*Written problem*: Retype the whole listing, please, keeping every line exact and dropping the pictures.

*Data excerpts*:
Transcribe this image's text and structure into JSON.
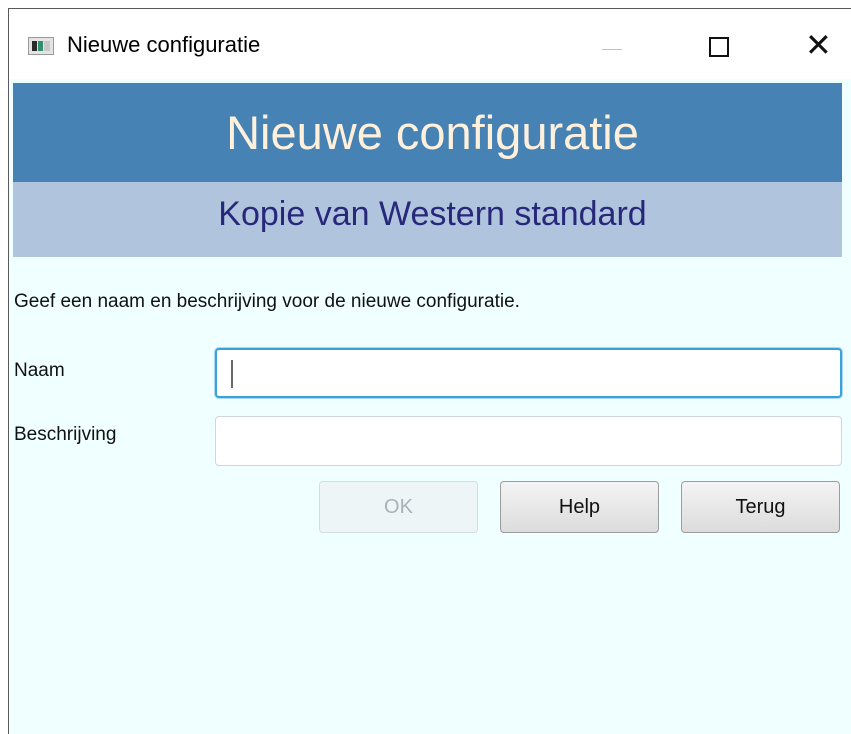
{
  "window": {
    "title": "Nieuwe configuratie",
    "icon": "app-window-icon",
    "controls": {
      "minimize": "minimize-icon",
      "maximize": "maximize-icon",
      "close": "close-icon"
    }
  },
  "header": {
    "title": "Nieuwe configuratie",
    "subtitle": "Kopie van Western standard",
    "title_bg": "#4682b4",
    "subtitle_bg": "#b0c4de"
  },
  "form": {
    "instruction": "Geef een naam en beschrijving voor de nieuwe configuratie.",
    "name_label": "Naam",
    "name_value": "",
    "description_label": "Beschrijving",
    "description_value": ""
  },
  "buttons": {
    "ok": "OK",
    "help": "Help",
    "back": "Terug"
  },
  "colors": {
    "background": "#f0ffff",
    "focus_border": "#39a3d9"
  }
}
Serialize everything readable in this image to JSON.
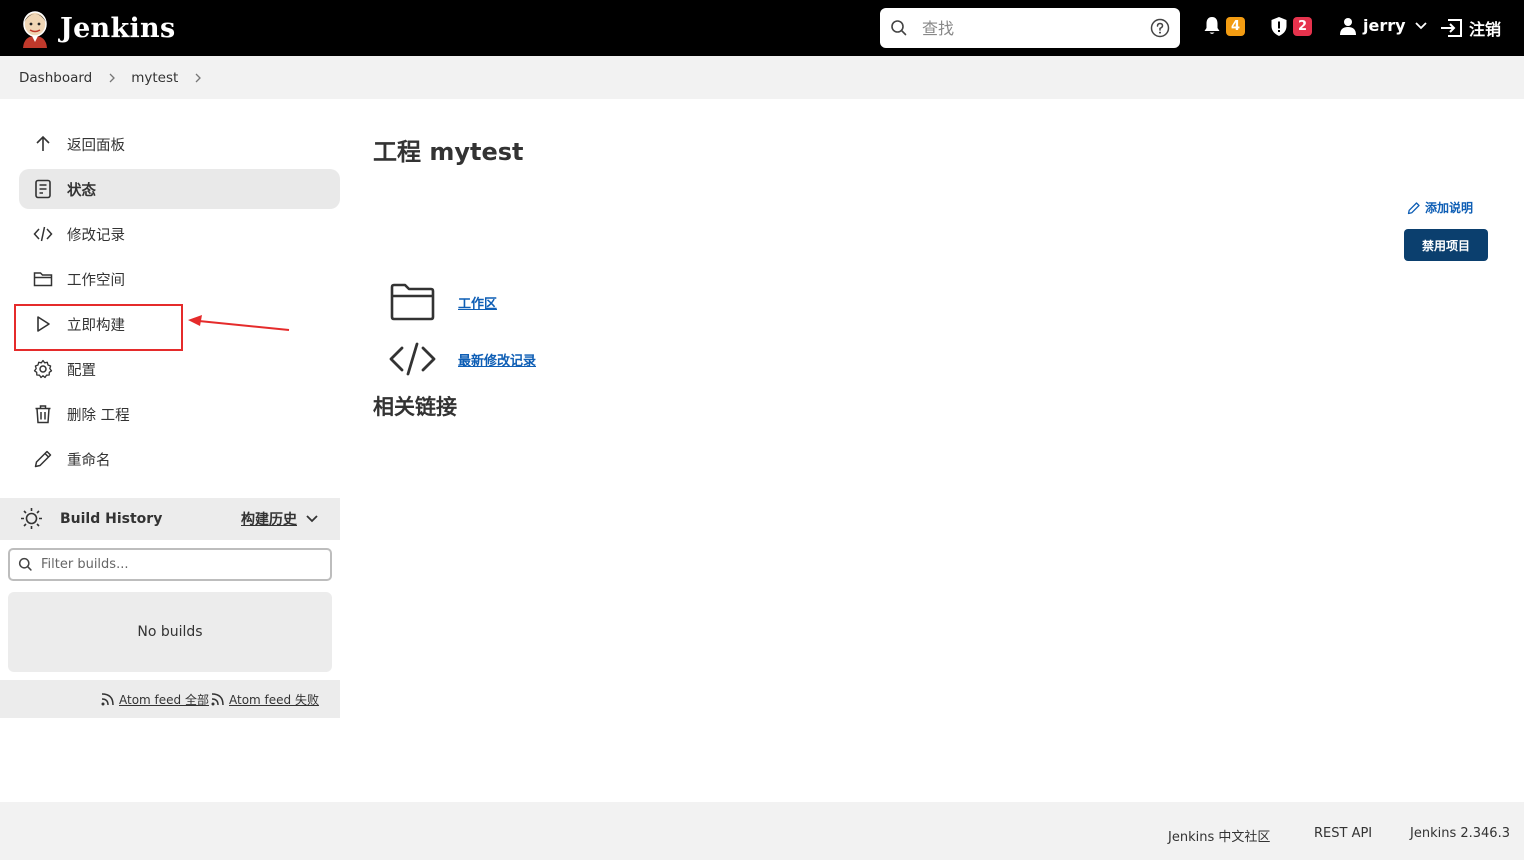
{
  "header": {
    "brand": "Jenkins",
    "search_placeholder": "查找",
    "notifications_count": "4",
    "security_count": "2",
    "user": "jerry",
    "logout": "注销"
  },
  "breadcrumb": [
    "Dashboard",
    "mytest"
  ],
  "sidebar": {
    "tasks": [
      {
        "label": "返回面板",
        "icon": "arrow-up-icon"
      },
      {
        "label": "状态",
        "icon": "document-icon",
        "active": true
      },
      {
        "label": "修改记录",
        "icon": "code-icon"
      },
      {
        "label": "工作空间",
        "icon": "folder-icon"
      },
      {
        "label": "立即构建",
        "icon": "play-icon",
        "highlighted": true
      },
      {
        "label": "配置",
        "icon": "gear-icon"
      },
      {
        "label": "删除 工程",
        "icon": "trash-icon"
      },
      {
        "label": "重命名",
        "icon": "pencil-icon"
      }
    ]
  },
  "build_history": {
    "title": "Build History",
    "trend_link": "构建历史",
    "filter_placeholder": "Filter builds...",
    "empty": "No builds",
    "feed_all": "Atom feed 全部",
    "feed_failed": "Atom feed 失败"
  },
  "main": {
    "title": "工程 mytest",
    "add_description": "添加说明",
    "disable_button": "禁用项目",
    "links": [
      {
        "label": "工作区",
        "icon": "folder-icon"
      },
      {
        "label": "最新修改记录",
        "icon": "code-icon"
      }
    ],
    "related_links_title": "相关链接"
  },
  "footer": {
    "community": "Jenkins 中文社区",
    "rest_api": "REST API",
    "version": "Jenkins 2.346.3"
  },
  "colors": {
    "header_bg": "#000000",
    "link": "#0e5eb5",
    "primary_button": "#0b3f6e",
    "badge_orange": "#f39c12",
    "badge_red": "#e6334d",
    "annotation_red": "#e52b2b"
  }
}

*Solution below*:
Transcribe this image's text and structure into JSON.
{
  "window": {
    "title": "Nieuwe configuratie",
    "icon": "app-window-icon",
    "controls": {
      "minimize": "minimize-icon",
      "maximize": "maximize-icon",
      "close": "close-icon"
    }
  },
  "header": {
    "title": "Nieuwe configuratie",
    "subtitle": "Kopie van Western standard",
    "title_bg": "#4682b4",
    "subtitle_bg": "#b0c4de"
  },
  "form": {
    "instruction": "Geef een naam en beschrijving voor de nieuwe configuratie.",
    "name_label": "Naam",
    "name_value": "",
    "description_label": "Beschrijving",
    "description_value": ""
  },
  "buttons": {
    "ok": "OK",
    "help": "Help",
    "back": "Terug"
  },
  "colors": {
    "background": "#f0ffff",
    "focus_border": "#39a3d9"
  }
}
Serialize everything readable in this image to JSON.
{
  "header": {
    "brand": "Jenkins",
    "search_placeholder": "查找",
    "notifications_count": "4",
    "security_count": "2",
    "user": "jerry",
    "logout": "注销"
  },
  "breadcrumb": [
    "Dashboard",
    "mytest"
  ],
  "sidebar": {
    "tasks": [
      {
        "label": "返回面板",
        "icon": "arrow-up-icon"
      },
      {
        "label": "状态",
        "icon": "document-icon",
        "active": true
      },
      {
        "label": "修改记录",
        "icon": "code-icon"
      },
      {
        "label": "工作空间",
        "icon": "folder-icon"
      },
      {
        "label": "立即构建",
        "icon": "play-icon",
        "highlighted": true
      },
      {
        "label": "配置",
        "icon": "gear-icon"
      },
      {
        "label": "删除 工程",
        "icon": "trash-icon"
      },
      {
        "label": "重命名",
        "icon": "pencil-icon"
      }
    ]
  },
  "build_history": {
    "title": "Build History",
    "trend_link": "构建历史",
    "filter_placeholder": "Filter builds...",
    "empty": "No builds",
    "feed_all": "Atom feed 全部",
    "feed_failed": "Atom feed 失败"
  },
  "main": {
    "title": "工程 mytest",
    "add_description": "添加说明",
    "disable_button": "禁用项目",
    "links": [
      {
        "label": "工作区",
        "icon": "folder-icon"
      },
      {
        "label": "最新修改记录",
        "icon": "code-icon"
      }
    ],
    "related_links_title": "相关链接"
  },
  "footer": {
    "community": "Jenkins 中文社区",
    "rest_api": "REST API",
    "version": "Jenkins 2.346.3"
  },
  "colors": {
    "header_bg": "#000000",
    "link": "#0e5eb5",
    "primary_button": "#0b3f6e",
    "badge_orange": "#f39c12",
    "badge_red": "#e6334d",
    "annotation_red": "#e52b2b"
  }
}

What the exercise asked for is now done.